__EXERCISE DIRECTIONS__:
Go through the entries below and retype them exactly, omitting each picture.

######

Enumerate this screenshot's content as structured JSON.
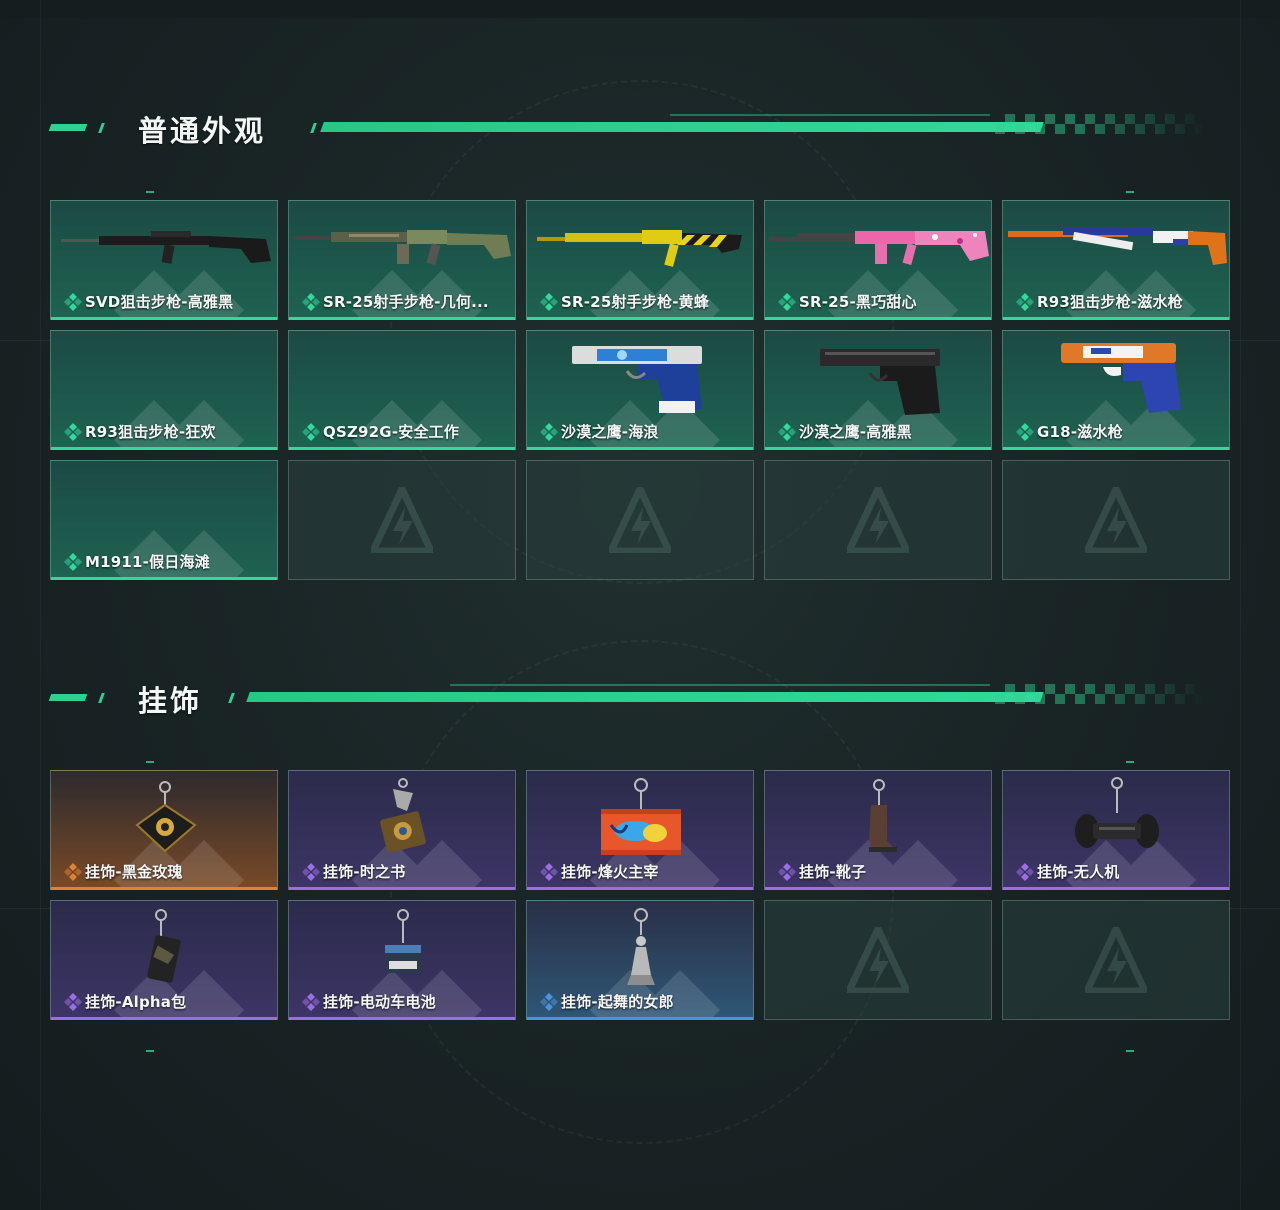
{
  "sections": [
    {
      "title": "普通外观",
      "items": [
        {
          "name": "SVD狙击步枪-高雅黑",
          "rarity": "green",
          "icon": "sniper-rifle-black-icon"
        },
        {
          "name": "SR-25射手步枪-几何...",
          "rarity": "green",
          "icon": "rifle-camo-icon"
        },
        {
          "name": "SR-25射手步枪-黄蜂",
          "rarity": "green",
          "icon": "rifle-yellow-icon"
        },
        {
          "name": "SR-25-黑巧甜心",
          "rarity": "green",
          "icon": "rifle-pink-icon"
        },
        {
          "name": "R93狙击步枪-滋水枪",
          "rarity": "green",
          "icon": "sniper-water-gun-icon"
        },
        {
          "name": "R93狙击步枪-狂欢",
          "rarity": "green",
          "icon": ""
        },
        {
          "name": "QSZ92G-安全工作",
          "rarity": "green",
          "icon": ""
        },
        {
          "name": "沙漠之鹰-海浪",
          "rarity": "green",
          "icon": "pistol-wave-icon"
        },
        {
          "name": "沙漠之鹰-高雅黑",
          "rarity": "green",
          "icon": "pistol-black-icon"
        },
        {
          "name": "G18-滋水枪",
          "rarity": "green",
          "icon": "pistol-water-gun-icon"
        },
        {
          "name": "M1911-假日海滩",
          "rarity": "green",
          "icon": ""
        }
      ],
      "empty_slots": 4
    },
    {
      "title": "挂饰",
      "items": [
        {
          "name": "挂饰-黑金玫瑰",
          "rarity": "orange",
          "icon": "charm-black-gold-rose-icon"
        },
        {
          "name": "挂饰-时之书",
          "rarity": "purple",
          "icon": "charm-book-icon"
        },
        {
          "name": "挂饰-烽火主宰",
          "rarity": "purple",
          "icon": "charm-container-icon"
        },
        {
          "name": "挂饰-靴子",
          "rarity": "purple",
          "icon": "charm-boot-icon"
        },
        {
          "name": "挂饰-无人机",
          "rarity": "purple",
          "icon": "charm-drone-icon"
        },
        {
          "name": "挂饰-Alpha包",
          "rarity": "purple",
          "icon": "charm-bag-icon"
        },
        {
          "name": "挂饰-电动车电池",
          "rarity": "purple",
          "icon": "charm-battery-icon"
        },
        {
          "name": "挂饰-起舞的女郎",
          "rarity": "blue",
          "icon": "charm-dancer-icon"
        }
      ],
      "empty_slots": 2
    }
  ],
  "colors": {
    "accent": "#31d99a",
    "green": "#31d99a",
    "purple": "#9b6ee6",
    "orange": "#e0822f",
    "blue": "#4a93dd"
  }
}
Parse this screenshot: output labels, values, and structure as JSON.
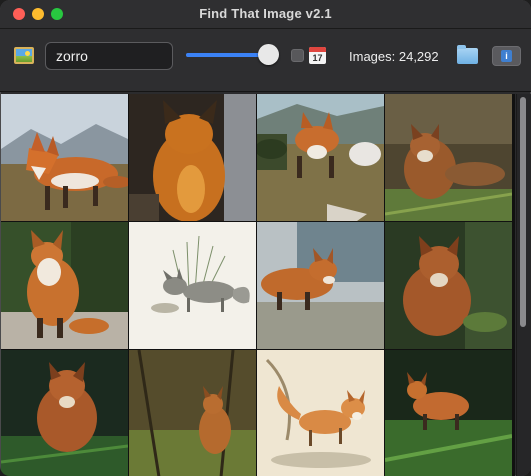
{
  "window": {
    "title": "Find That Image v2.1"
  },
  "toolbar": {
    "app_icon": "picture-icon",
    "search": {
      "value": "zorro",
      "placeholder": ""
    },
    "size_slider": {
      "level": 0.93
    },
    "date_filter": {
      "checked": false,
      "icon": "calendar-icon",
      "day": "17"
    },
    "images_label": "Images: 24,292",
    "folder_icon": "folder-icon",
    "info_icon": "info-icon"
  },
  "grid": {
    "images": [
      {
        "subject": "fox"
      },
      {
        "subject": "fox"
      },
      {
        "subject": "fox"
      },
      {
        "subject": "fox"
      },
      {
        "subject": "fox"
      },
      {
        "subject": "fox"
      },
      {
        "subject": "fox"
      },
      {
        "subject": "fox"
      },
      {
        "subject": "fox"
      },
      {
        "subject": "fox"
      },
      {
        "subject": "fox"
      },
      {
        "subject": "fox"
      }
    ]
  },
  "colors": {
    "accent": "#3b82f6",
    "close": "#ff5f57",
    "minimize": "#febc2e",
    "zoom": "#28c840"
  }
}
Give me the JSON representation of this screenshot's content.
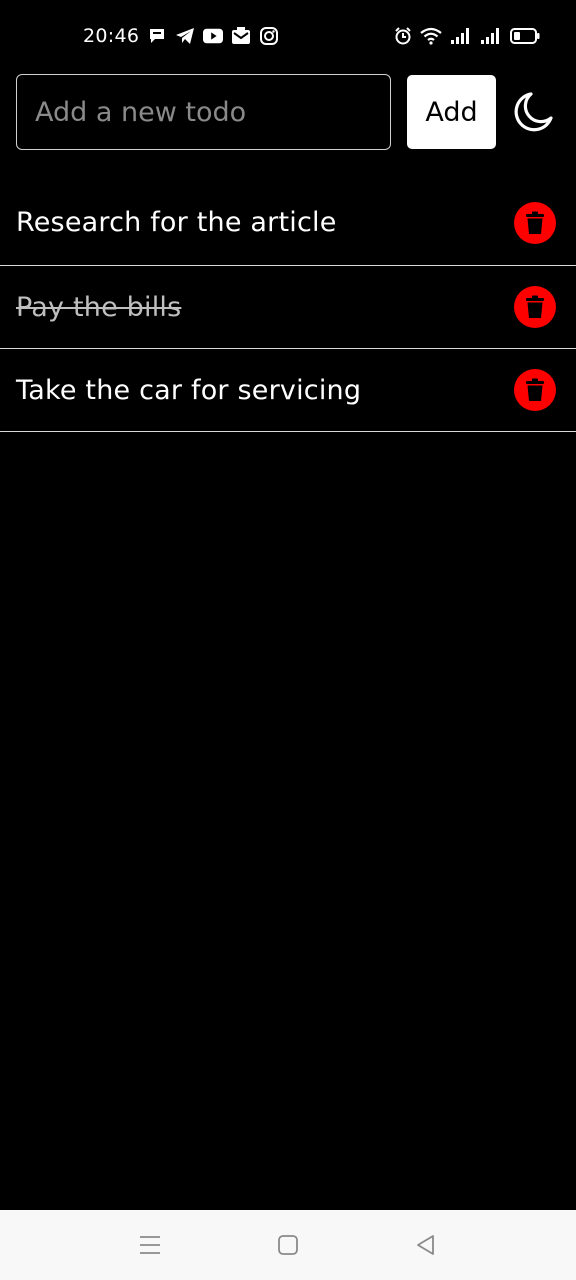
{
  "status_bar": {
    "time": "20:46",
    "notification_icons": [
      "message-icon",
      "telegram-icon",
      "youtube-icon",
      "mail-icon",
      "instagram-icon"
    ],
    "system_icons": [
      "alarm-icon",
      "wifi-icon",
      "signal-icon",
      "signal-icon",
      "battery-icon"
    ]
  },
  "add_row": {
    "input_placeholder": "Add a new todo",
    "input_value": "",
    "add_label": "Add",
    "theme_icon": "moon-icon"
  },
  "todos": [
    {
      "text": "Research for the article",
      "completed": false
    },
    {
      "text": "Pay the bills",
      "completed": true
    },
    {
      "text": "Take the car for servicing",
      "completed": false
    }
  ],
  "colors": {
    "background": "#000000",
    "text": "#ffffff",
    "delete": "#ff0000",
    "divider": "#d9d9d9",
    "nav_bar": "#f8f8f8"
  },
  "nav_bar": {
    "buttons": [
      "menu-icon",
      "home-icon",
      "back-icon"
    ]
  }
}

######

__RESULT OF THE EXERCISE__:
Enumerate this screenshot's content as structured JSON.
{
  "sections": [
    {
      "title": "普通外观",
      "items": [
        {
          "name": "SVD狙击步枪-高雅黑",
          "rarity": "green",
          "icon": "sniper-rifle-black-icon"
        },
        {
          "name": "SR-25射手步枪-几何...",
          "rarity": "green",
          "icon": "rifle-camo-icon"
        },
        {
          "name": "SR-25射手步枪-黄蜂",
          "rarity": "green",
          "icon": "rifle-yellow-icon"
        },
        {
          "name": "SR-25-黑巧甜心",
          "rarity": "green",
          "icon": "rifle-pink-icon"
        },
        {
          "name": "R93狙击步枪-滋水枪",
          "rarity": "green",
          "icon": "sniper-water-gun-icon"
        },
        {
          "name": "R93狙击步枪-狂欢",
          "rarity": "green",
          "icon": ""
        },
        {
          "name": "QSZ92G-安全工作",
          "rarity": "green",
          "icon": ""
        },
        {
          "name": "沙漠之鹰-海浪",
          "rarity": "green",
          "icon": "pistol-wave-icon"
        },
        {
          "name": "沙漠之鹰-高雅黑",
          "rarity": "green",
          "icon": "pistol-black-icon"
        },
        {
          "name": "G18-滋水枪",
          "rarity": "green",
          "icon": "pistol-water-gun-icon"
        },
        {
          "name": "M1911-假日海滩",
          "rarity": "green",
          "icon": ""
        }
      ],
      "empty_slots": 4
    },
    {
      "title": "挂饰",
      "items": [
        {
          "name": "挂饰-黑金玫瑰",
          "rarity": "orange",
          "icon": "charm-black-gold-rose-icon"
        },
        {
          "name": "挂饰-时之书",
          "rarity": "purple",
          "icon": "charm-book-icon"
        },
        {
          "name": "挂饰-烽火主宰",
          "rarity": "purple",
          "icon": "charm-container-icon"
        },
        {
          "name": "挂饰-靴子",
          "rarity": "purple",
          "icon": "charm-boot-icon"
        },
        {
          "name": "挂饰-无人机",
          "rarity": "purple",
          "icon": "charm-drone-icon"
        },
        {
          "name": "挂饰-Alpha包",
          "rarity": "purple",
          "icon": "charm-bag-icon"
        },
        {
          "name": "挂饰-电动车电池",
          "rarity": "purple",
          "icon": "charm-battery-icon"
        },
        {
          "name": "挂饰-起舞的女郎",
          "rarity": "blue",
          "icon": "charm-dancer-icon"
        }
      ],
      "empty_slots": 2
    }
  ],
  "colors": {
    "accent": "#31d99a",
    "green": "#31d99a",
    "purple": "#9b6ee6",
    "orange": "#e0822f",
    "blue": "#4a93dd"
  }
}
Parse this screenshot: output labels, values, and structure as JSON.
{
  "window": {
    "title": "Find That Image v2.1"
  },
  "toolbar": {
    "app_icon": "picture-icon",
    "search": {
      "value": "zorro",
      "placeholder": ""
    },
    "size_slider": {
      "level": 0.93
    },
    "date_filter": {
      "checked": false,
      "icon": "calendar-icon",
      "day": "17"
    },
    "images_label": "Images: 24,292",
    "folder_icon": "folder-icon",
    "info_icon": "info-icon"
  },
  "grid": {
    "images": [
      {
        "subject": "fox"
      },
      {
        "subject": "fox"
      },
      {
        "subject": "fox"
      },
      {
        "subject": "fox"
      },
      {
        "subject": "fox"
      },
      {
        "subject": "fox"
      },
      {
        "subject": "fox"
      },
      {
        "subject": "fox"
      },
      {
        "subject": "fox"
      },
      {
        "subject": "fox"
      },
      {
        "subject": "fox"
      },
      {
        "subject": "fox"
      }
    ]
  },
  "colors": {
    "accent": "#3b82f6",
    "close": "#ff5f57",
    "minimize": "#febc2e",
    "zoom": "#28c840"
  }
}
Give me the JSON representation of this screenshot's content.
{
  "status_bar": {
    "time": "20:46",
    "notification_icons": [
      "message-icon",
      "telegram-icon",
      "youtube-icon",
      "mail-icon",
      "instagram-icon"
    ],
    "system_icons": [
      "alarm-icon",
      "wifi-icon",
      "signal-icon",
      "signal-icon",
      "battery-icon"
    ]
  },
  "add_row": {
    "input_placeholder": "Add a new todo",
    "input_value": "",
    "add_label": "Add",
    "theme_icon": "moon-icon"
  },
  "todos": [
    {
      "text": "Research for the article",
      "completed": false
    },
    {
      "text": "Pay the bills",
      "completed": true
    },
    {
      "text": "Take the car for servicing",
      "completed": false
    }
  ],
  "colors": {
    "background": "#000000",
    "text": "#ffffff",
    "delete": "#ff0000",
    "divider": "#d9d9d9",
    "nav_bar": "#f8f8f8"
  },
  "nav_bar": {
    "buttons": [
      "menu-icon",
      "home-icon",
      "back-icon"
    ]
  }
}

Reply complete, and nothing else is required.